**Exercise aim:**
Update the passage on the moon-god in Harran from "That wouldn’t have" to "five thousand years.", putting "mules" in place of "horses".
>> Begin Quoted passage
The moon-god’s importance in Harran is no mystery; the city was founded as a trading outpost by the kings of Ur, city of the moon-god.[6] Harran, where the deity was mainly called by his Akkadian name Sîn, sat on the main east-west route between Antioch and Nineveh. From there, traders could follow the Tigris River south to Babylon, which, as we noted above, was just beginning its rise to power in the days of Abraham.

The temple of Sîn in Harran was an important religious and political site for the Amorites of northern Mesopotamia. For example, Amorite tribes would meet at the temple of Sîn and sacrifice a donkey to ratify treaties.[7]

Bad Moon Rising

That wouldn’t have been weird in Syria four thousand years ago. Donkeys were sacred animals to the Amorites, and they’ve been found buried after ritual slaughter at sites all over the Near East, like Mari, Jericho, and Avaris in northern Egypt.[8] In fact, Amorite kings rode donkeys, not horses. That tradition was still alive when Jesus made His triumphal entry into Jerusalem, a point not lost on the people or the local authorities.[9]

It’s important to remember that there was no separation of church and state back then. As we’ll see, that hasn’t changed in that part of the world over the last five thousand years.
>> End Quoted passage
>> Begin Record set
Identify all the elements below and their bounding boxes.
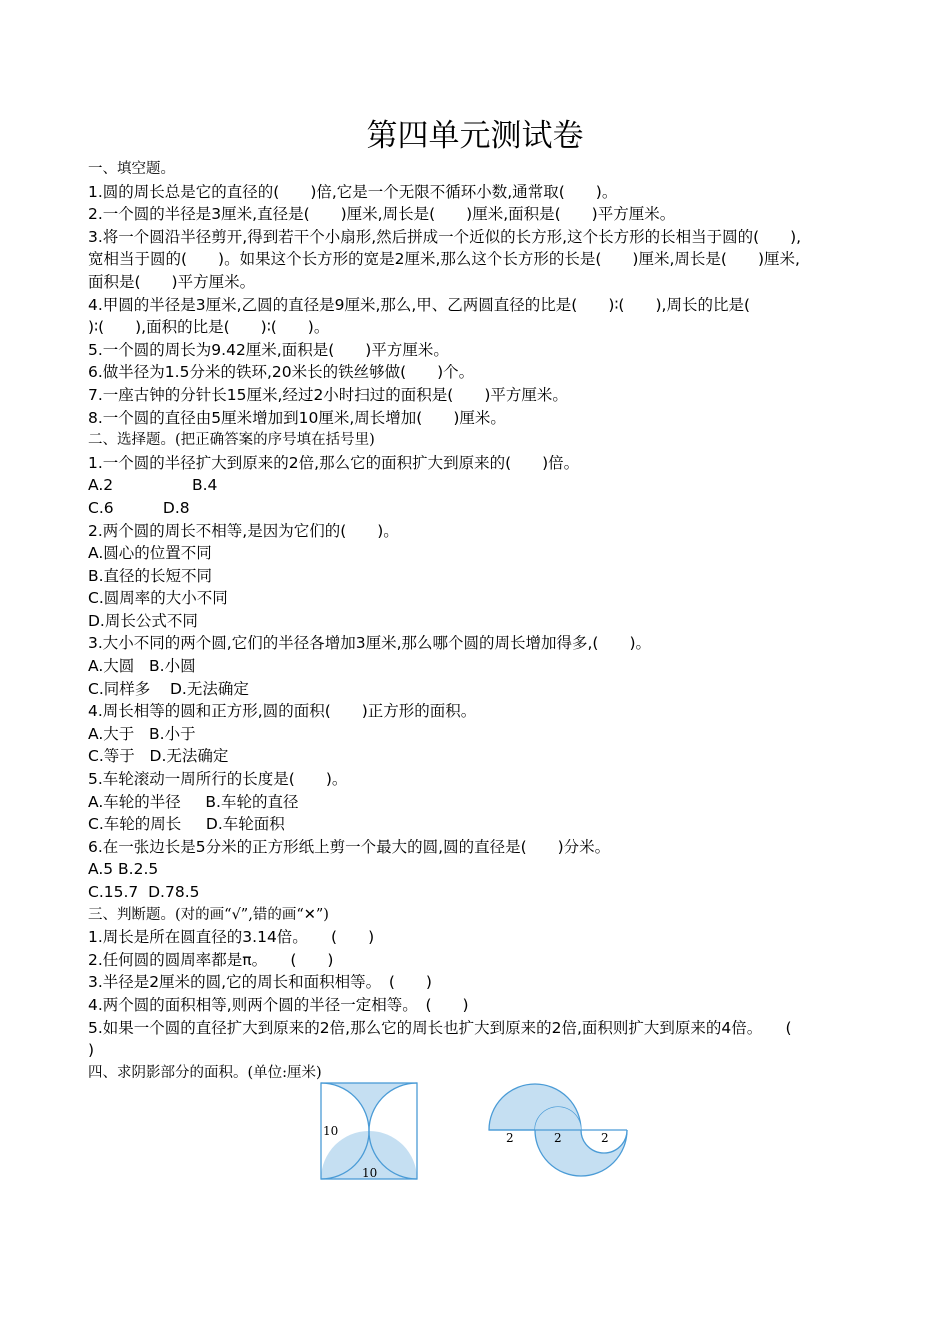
question: 3.将一个圆沿半径剪开,得到若干个小扇形,然后拼成一个近似的长方形,这个长方形的长相当于圆的( ), (88, 227, 802, 246)
choice-row: C.圆周率的大小不同 (88, 589, 228, 608)
content (88, 158, 873, 1084)
bottom-length-label: 10 (362, 1166, 378, 1180)
choice-row: C.等于 D.无法确定 (88, 747, 229, 766)
question: 5.如果一个圆的直径扩大到原来的2倍,那么它的周长也扩大到原来的2倍,面积则扩大到原来的4倍。 ( (88, 1018, 792, 1037)
choice-row: B.直径的长短不同 (88, 566, 213, 585)
question: 2.任何圆的圆周率都是π。 ( ) (88, 950, 334, 969)
segment-label-2: 2 (554, 1131, 562, 1145)
question: 1.周长是所在圆直径的3.14倍。 ( ) (88, 928, 375, 947)
question: 3.大小不同的两个圆,它们的半径各增加3厘米,那么哪个圆的周长增加得多,( )。 (88, 634, 652, 653)
figure-square-semicircles (320, 1082, 420, 1182)
side-length-label: 10 (323, 1124, 339, 1138)
choice-row: D.周长公式不同 (88, 611, 198, 630)
question: 4.周长相等的圆和正方形,圆的面积( )正方形的面积。 (88, 702, 477, 721)
choice-row: A.大圆 B.小圆 (88, 657, 196, 676)
question: 6.做半径为1.5分米的铁环,20米长的铁丝够做( )个。 (88, 363, 475, 382)
choice-row: C.6 D.8 (88, 498, 190, 517)
choice-row: A.圆心的位置不同 (88, 544, 212, 563)
section-heading: 二、选择题。(把正确答案的序号填在括号里) (88, 432, 375, 449)
question-continued: ) (88, 1041, 95, 1060)
section-heading: 四、求阴影部分的面积。(单位:厘米) (88, 1064, 322, 1081)
question: 3.半径是2厘米的圆,它的周长和面积相等。 ( ) (88, 973, 432, 992)
question: 2.一个圆的半径是3厘米,直径是( )厘米,周长是( )厘米,面积是( )平方厘米。 (88, 205, 676, 224)
question-continued: 宽相当于圆的( )。如果这个长方形的宽是2厘米,那么这个长方形的长是( )厘米,周长是( )厘米, (88, 250, 800, 269)
question: 4.两个圆的面积相等,则两个圆的半径一定相等。 ( ) (88, 995, 469, 1014)
question: 2.两个圆的周长不相等,是因为它们的( )。 (88, 521, 399, 540)
question: 5.一个圆的周长为9.42厘米,面积是( )平方厘米。 (88, 340, 449, 359)
question: 1.圆的周长总是它的直径的( )倍,它是一个无限不循环小数,通常取( )。 (88, 182, 618, 201)
figure-s-curve (486, 1080, 632, 1180)
question: 5.车轮滚动一周所行的长度是( )。 (88, 770, 348, 789)
choice-row: A.5 B.2.5 (88, 860, 159, 879)
choice-row: C.车轮的周长 D.车轮面积 (88, 815, 285, 834)
segment-label-1: 2 (506, 1131, 514, 1145)
section-heading: 三、判断题。(对的画“√”,错的画“✕”) (88, 906, 329, 923)
choice-row: A.车轮的半径 B.车轮的直径 (88, 792, 299, 811)
question: 6.在一张边长是5分米的正方形纸上剪一个最大的圆,圆的直径是( )分米。 (88, 837, 611, 856)
section-heading: 一、填空题。 (88, 161, 175, 177)
question: 1.一个圆的半径扩大到原来的2倍,那么它的面积扩大到原来的( )倍。 (88, 453, 580, 472)
question: 4.甲圆的半径是3厘米,乙圆的直径是9厘米,那么,甲、乙两圆直径的比是( )∶( ),周长的比是( (88, 295, 750, 314)
question: 7.一座古钟的分针长15厘米,经过2小时扫过的面积是( )平方厘米。 (88, 385, 568, 404)
choice-row: C.同样多 D.无法确定 (88, 679, 249, 698)
choice-row: C.15.7 D.78.5 (88, 883, 200, 901)
choice-row: A.大于 B.小于 (88, 724, 196, 743)
question: 8.一个圆的直径由5厘米增加到10厘米,周长增加( )厘米。 (88, 408, 506, 427)
question-continued: 面积是( )平方厘米。 (88, 272, 256, 291)
question-continued: )∶( ),面积的比是( )∶( )。 (88, 318, 330, 337)
segment-label-3: 2 (601, 1131, 609, 1145)
choice-row: A.2 B.4 (88, 476, 218, 495)
page-title: 第四单元测试卷 (366, 118, 584, 154)
figures (0, 1078, 950, 1188)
>> End Record set
**Result for this exercise:**
That wouldn’t have been weird in Syria four thousand years ago. Donkeys were sacred animals to the Amorites, and they’ve been found buried after ritual slaughter at sites all over the Near East, like Mari, Jericho, and Avaris in northern Egypt.[8] In fact, Amorite kings rode donkeys, not mules. That tradition was still alive when Jesus made His triumphal entry into Jerusalem, a point not lost on the people or the local authorities.[9]

It’s important to remember that there was no separation of church and state back then. As we’ll see, that hasn’t changed in that part of the world over the last five thousand years.